▶ **THE PROBLEM**:
Omit the pictures and return every entry exactly as written.

::::::::::

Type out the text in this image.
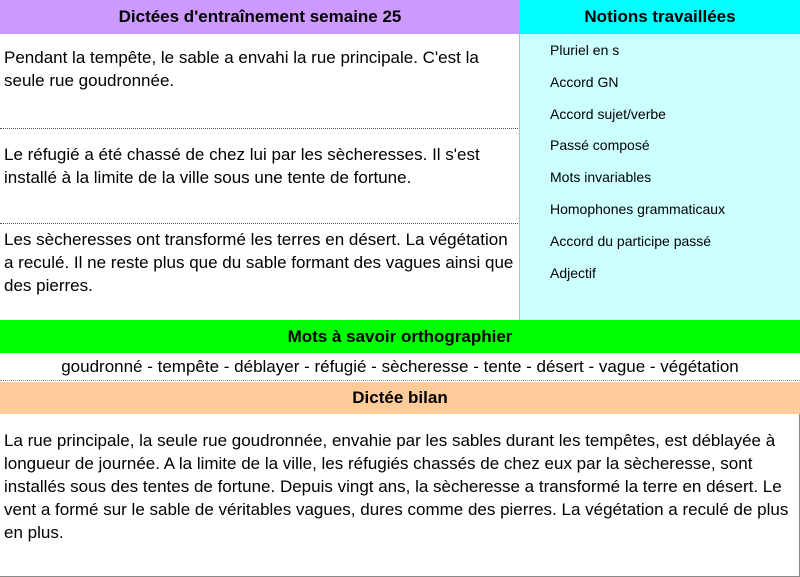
Dictées d'entraînement semaine 25	Notions travaillées
Pendant la tempête, le sable a envahi la rue principale. C'est la seule rue goudronnée.
Le réfugié a été chassé de chez lui par les sècheresses. Il s'est installé à la limite de la ville sous une tente de fortune.
Les sècheresses ont transformé les terres en désert. La végétation a reculé. Il ne reste plus que du sable formant des vagues ainsi que des pierres.
Pluriel en s
Accord GN
Accord sujet/verbe
Passé composé
Mots invariables
Homophones grammaticaux
Accord du participe passé
Adjectif
Mots à savoir orthographier
goudronné - tempête - déblayer - réfugié - sècheresse - tente - désert - vague - végétation
Dictée bilan
La rue principale, la seule rue goudronnée, envahie par les sables durant les tempêtes, est déblayée à longueur de journée. A la limite de la ville, les réfugiés chassés de chez eux par la sècheresse, sont installés sous des tentes de fortune. Depuis vingt ans, la sècheresse a transformé la terre en désert. Le vent a formé sur le sable de véritables vagues, dures comme des pierres. La végétation a reculé de plus en plus.
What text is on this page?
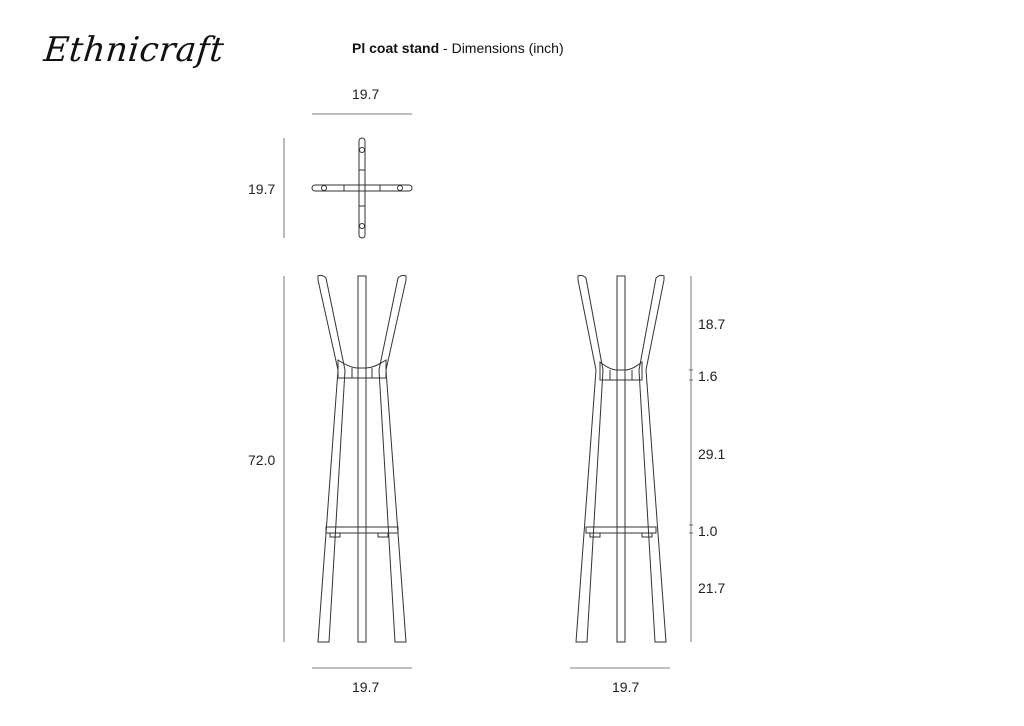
Ethnicraft	Pl coat stand - Dimensions (inch)
19.7
19.7
72.0
19.7	19.7
18.7
1.6
29.1
1.0
21.7
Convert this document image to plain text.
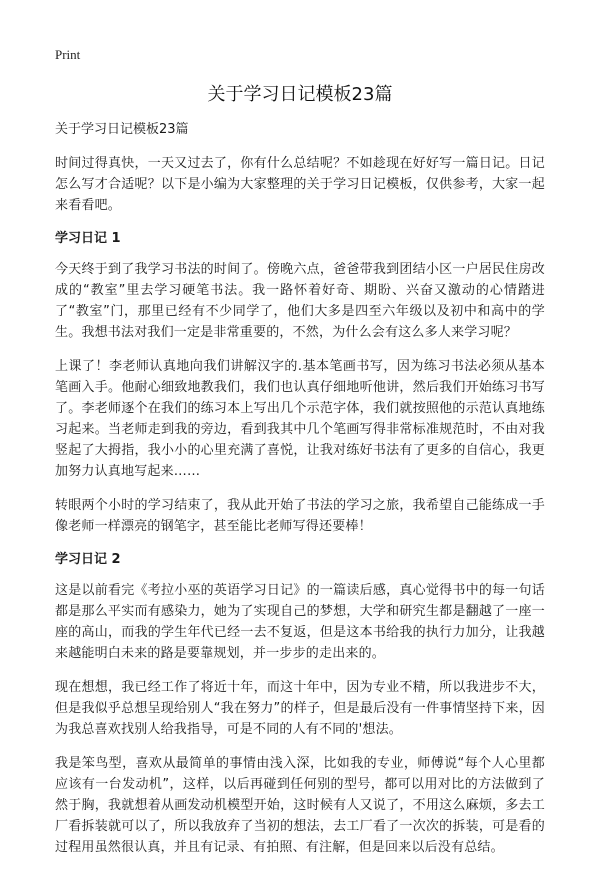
Print
关于学习日记模板23篇
关于学习日记模板23篇

时间过得真快，一天又过去了，你有什么总结呢？不如趁现在好好写一篇日记。日记怎么写才合适呢？以下是小编为大家整理的关于学习日记模板，仅供参考，大家一起来看看吧。

学习日记 1

今天终于到了我学习书法的时间了。傍晚六点，爸爸带我到团结小区一户居民住房改成的“教室”里去学习硬笔书法。我一路怀着好奇、期盼、兴奋又激动的心情踏进了“教室”门，那里已经有不少同学了，他们大多是四至六年级以及初中和高中的学生。我想书法对我们一定是非常重要的，不然，为什么会有这么多人来学习呢？

上课了！李老师认真地向我们讲解汉字的.基本笔画书写，因为练习书法必须从基本笔画入手。他耐心细致地教我们，我们也认真仔细地听他讲，然后我们开始练习书写了。李老师逐个在我们的练习本上写出几个示范字体，我们就按照他的示范认真地练习起来。当老师走到我的旁边，看到我其中几个笔画写得非常标准规范时，不由对我竖起了大拇指，我小小的心里充满了喜悦，让我对练好书法有了更多的自信心，我更加努力认真地写起来……

转眼两个小时的学习结束了，我从此开始了书法的学习之旅，我希望自己能练成一手像老师一样漂亮的钢笔字，甚至能比老师写得还要棒！

学习日记 2

这是以前看完《考拉小巫的英语学习日记》的一篇读后感，真心觉得书中的每一句话都是那么平实而有感染力，她为了实现自己的梦想，大学和研究生都是翻越了一座一座的高山，而我的学生年代已经一去不复返，但是这本书给我的执行力加分，让我越来越能明白未来的路是要靠规划，并一步步的走出来的。

现在想想，我已经工作了将近十年，而这十年中，因为专业不精，所以我进步不大，但是我似乎总想呈现给别人“我在努力”的样子，但是最后没有一件事情坚持下来，因为我总喜欢找别人给我指导，可是不同的人有不同的'想法。

我是笨鸟型，喜欢从最简单的事情由浅入深，比如我的专业，师傅说“每个人心里都应该有一台发动机”，这样，以后再碰到任何别的型号，都可以用对比的方法做到了然于胸，我就想着从画发动机模型开始，这时候有人又说了，不用这么麻烦，多去工厂看拆装就可以了，所以我放弃了当初的想法，去工厂看了一次次的拆装，可是看的过程用虽然很认真，并且有记录、有拍照、有注解，但是回来以后没有总结。
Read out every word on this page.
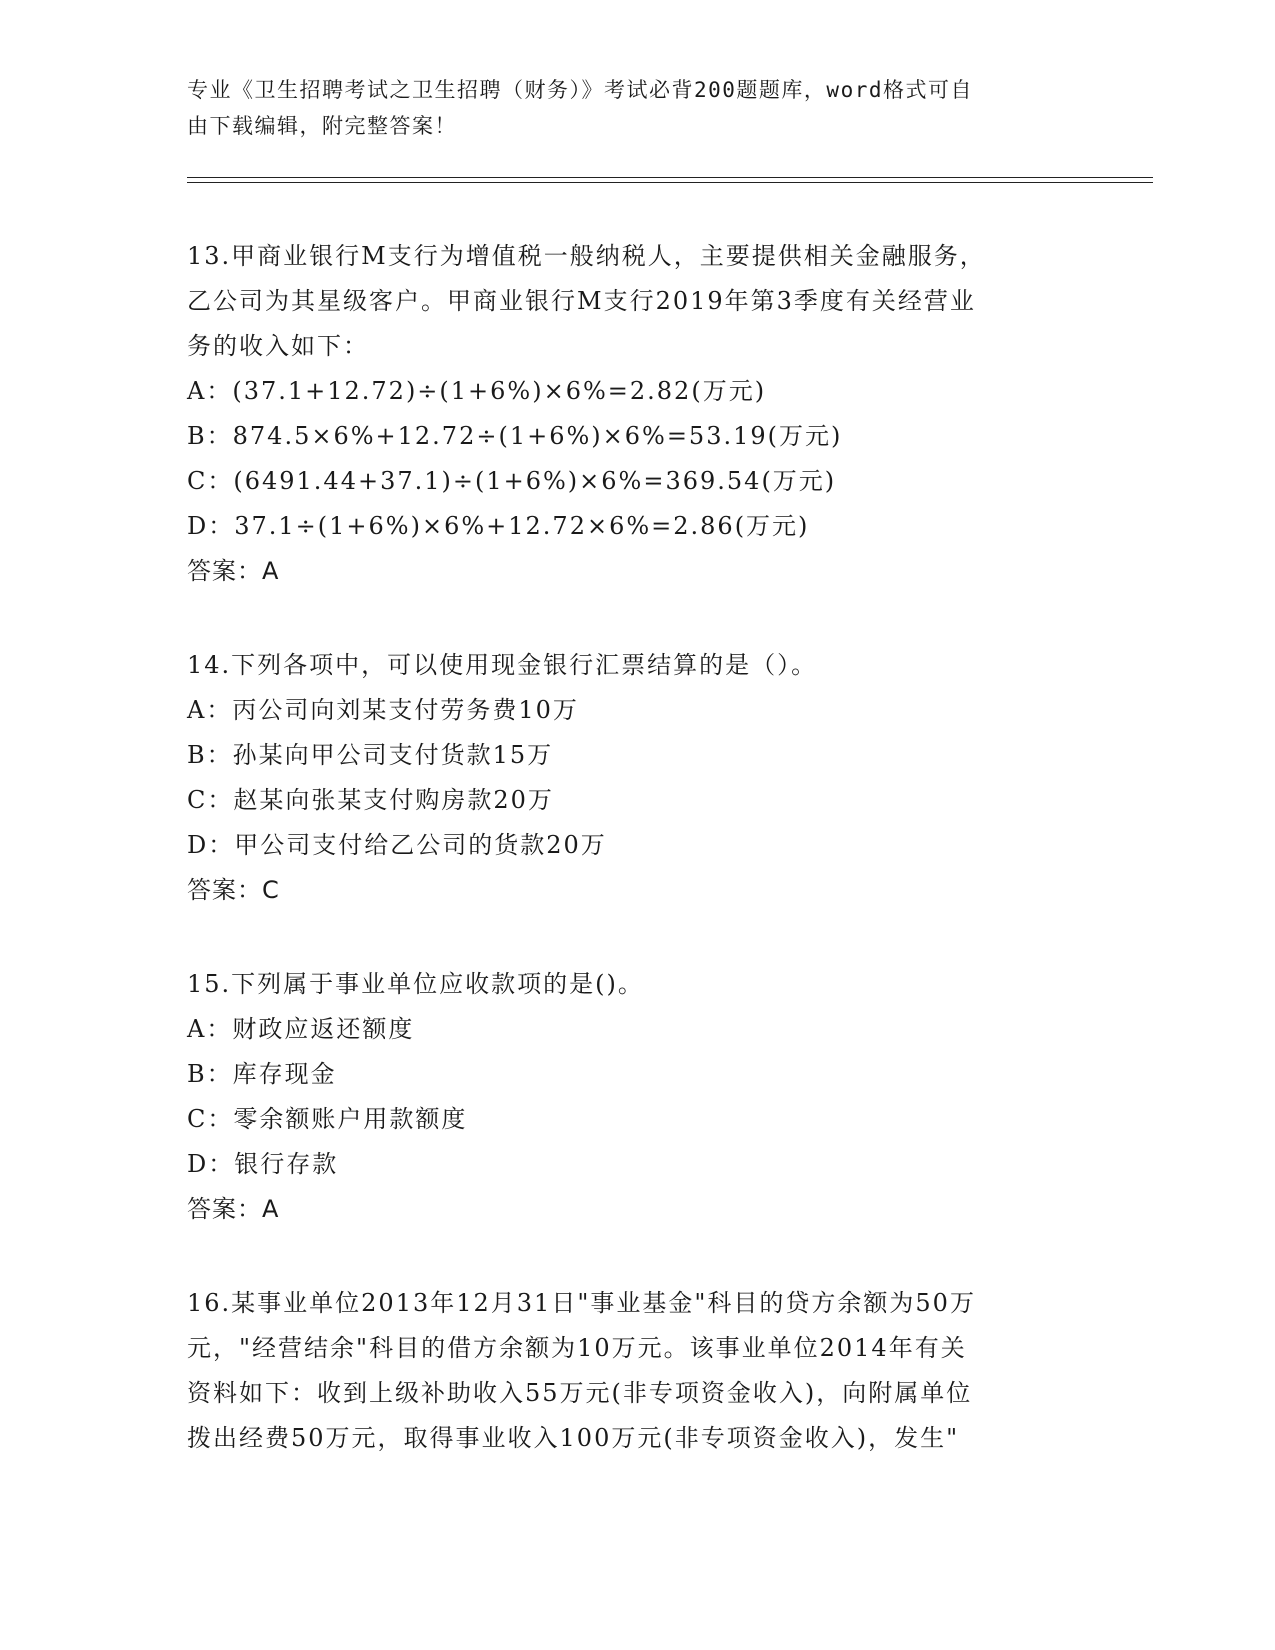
专业《卫生招聘考试之卫生招聘（财务）》考试必背200题题库，word格式可自
由下载编辑，附完整答案！
13.甲商业银行M支行为增值税一般纳税人，主要提供相关金融服务，
乙公司为其星级客户。甲商业银行M支行2019年第3季度有关经营业
务的收入如下：
A：(37.1+12.72)÷(1+6%)×6%=2.82(万元)
B：874.5×6%+12.72÷(1+6%)×6%=53.19(万元)
C：(6491.44+37.1)÷(1+6%)×6%=369.54(万元)
D：37.1÷(1+6%)×6%+12.72×6%=2.86(万元)
答案：A
14.下列各项中，可以使用现金银行汇票结算的是（）。
A：丙公司向刘某支付劳务费10万
B：孙某向甲公司支付货款15万
C：赵某向张某支付购房款20万
D：甲公司支付给乙公司的货款20万
答案：C
15.下列属于事业单位应收款项的是()。
A：财政应返还额度
B：库存现金
C：零余额账户用款额度
D：银行存款
答案：A
16.某事业单位2013年12月31日"事业基金"科目的贷方余额为50万
元，"经营结余"科目的借方余额为10万元。该事业单位2014年有关
资料如下：收到上级补助收入55万元(非专项资金收入)，向附属单位
拨出经费50万元，取得事业收入100万元(非专项资金收入)，发生"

::::::::::

▶ **RESPONSE TO THE EXERCISE**:
Type out the text in this image.
Dictées d'entraînement semaine 25	Notions travaillées
Pendant la tempête, le sable a envahi la rue principale. C'est la seule rue goudronnée.
Le réfugié a été chassé de chez lui par les sècheresses. Il s'est installé à la limite de la ville sous une tente de fortune.
Les sècheresses ont transformé les terres en désert. La végétation a reculé. Il ne reste plus que du sable formant des vagues ainsi que des pierres.
Pluriel en s
Accord GN
Accord sujet/verbe
Passé composé
Mots invariables
Homophones grammaticaux
Accord du participe passé
Adjectif
Mots à savoir orthographier
goudronné - tempête - déblayer - réfugié - sècheresse - tente - désert - vague - végétation
Dictée bilan
La rue principale, la seule rue goudronnée, envahie par les sables durant les tempêtes, est déblayée à longueur de journée. A la limite de la ville, les réfugiés chassés de chez eux par la sècheresse, sont installés sous des tentes de fortune. Depuis vingt ans, la sècheresse a transformé la terre en désert. Le vent a formé sur le sable de véritables vagues, dures comme des pierres. La végétation a reculé de plus en plus.
What text is on this page?
Ethnicraft	Pl coat stand - Dimensions (inch)
19.7
19.7
72.0
19.7	19.7
18.7
1.6
29.1
1.0
21.7
Convert this document image to plain text.
Print
关于学习日记模板23篇
关于学习日记模板23篇

时间过得真快，一天又过去了，你有什么总结呢？不如趁现在好好写一篇日记。日记怎么写才合适呢？以下是小编为大家整理的关于学习日记模板，仅供参考，大家一起来看看吧。

学习日记 1

今天终于到了我学习书法的时间了。傍晚六点，爸爸带我到团结小区一户居民住房改成的“教室”里去学习硬笔书法。我一路怀着好奇、期盼、兴奋又激动的心情踏进了“教室”门，那里已经有不少同学了，他们大多是四至六年级以及初中和高中的学生。我想书法对我们一定是非常重要的，不然，为什么会有这么多人来学习呢？

上课了！李老师认真地向我们讲解汉字的.基本笔画书写，因为练习书法必须从基本笔画入手。他耐心细致地教我们，我们也认真仔细地听他讲，然后我们开始练习书写了。李老师逐个在我们的练习本上写出几个示范字体，我们就按照他的示范认真地练习起来。当老师走到我的旁边，看到我其中几个笔画写得非常标准规范时，不由对我竖起了大拇指，我小小的心里充满了喜悦，让我对练好书法有了更多的自信心，我更加努力认真地写起来……

转眼两个小时的学习结束了，我从此开始了书法的学习之旅，我希望自己能练成一手像老师一样漂亮的钢笔字，甚至能比老师写得还要棒！

学习日记 2

这是以前看完《考拉小巫的英语学习日记》的一篇读后感，真心觉得书中的每一句话都是那么平实而有感染力，她为了实现自己的梦想，大学和研究生都是翻越了一座一座的高山，而我的学生年代已经一去不复返，但是这本书给我的执行力加分，让我越来越能明白未来的路是要靠规划，并一步步的走出来的。

现在想想，我已经工作了将近十年，而这十年中，因为专业不精，所以我进步不大，但是我似乎总想呈现给别人“我在努力”的样子，但是最后没有一件事情坚持下来，因为我总喜欢找别人给我指导，可是不同的人有不同的'想法。

我是笨鸟型，喜欢从最简单的事情由浅入深，比如我的专业，师傅说“每个人心里都应该有一台发动机”，这样，以后再碰到任何别的型号，都可以用对比的方法做到了然于胸，我就想着从画发动机模型开始，这时候有人又说了，不用这么麻烦，多去工厂看拆装就可以了，所以我放弃了当初的想法，去工厂看了一次次的拆装，可是看的过程用虽然很认真，并且有记录、有拍照、有注解，但是回来以后没有总结。
Read out every word on this page.
专业《卫生招聘考试之卫生招聘（财务）》考试必背200题题库，word格式可自
由下载编辑，附完整答案！
13.甲商业银行M支行为增值税一般纳税人，主要提供相关金融服务，
乙公司为其星级客户。甲商业银行M支行2019年第3季度有关经营业
务的收入如下：
A：(37.1+12.72)÷(1+6%)×6%=2.82(万元)
B：874.5×6%+12.72÷(1+6%)×6%=53.19(万元)
C：(6491.44+37.1)÷(1+6%)×6%=369.54(万元)
D：37.1÷(1+6%)×6%+12.72×6%=2.86(万元)
答案：A
14.下列各项中，可以使用现金银行汇票结算的是（）。
A：丙公司向刘某支付劳务费10万
B：孙某向甲公司支付货款15万
C：赵某向张某支付购房款20万
D：甲公司支付给乙公司的货款20万
答案：C
15.下列属于事业单位应收款项的是()。
A：财政应返还额度
B：库存现金
C：零余额账户用款额度
D：银行存款
答案：A
16.某事业单位2013年12月31日"事业基金"科目的贷方余额为50万
元，"经营结余"科目的借方余额为10万元。该事业单位2014年有关
资料如下：收到上级补助收入55万元(非专项资金收入)，向附属单位
拨出经费50万元，取得事业收入100万元(非专项资金收入)，发生"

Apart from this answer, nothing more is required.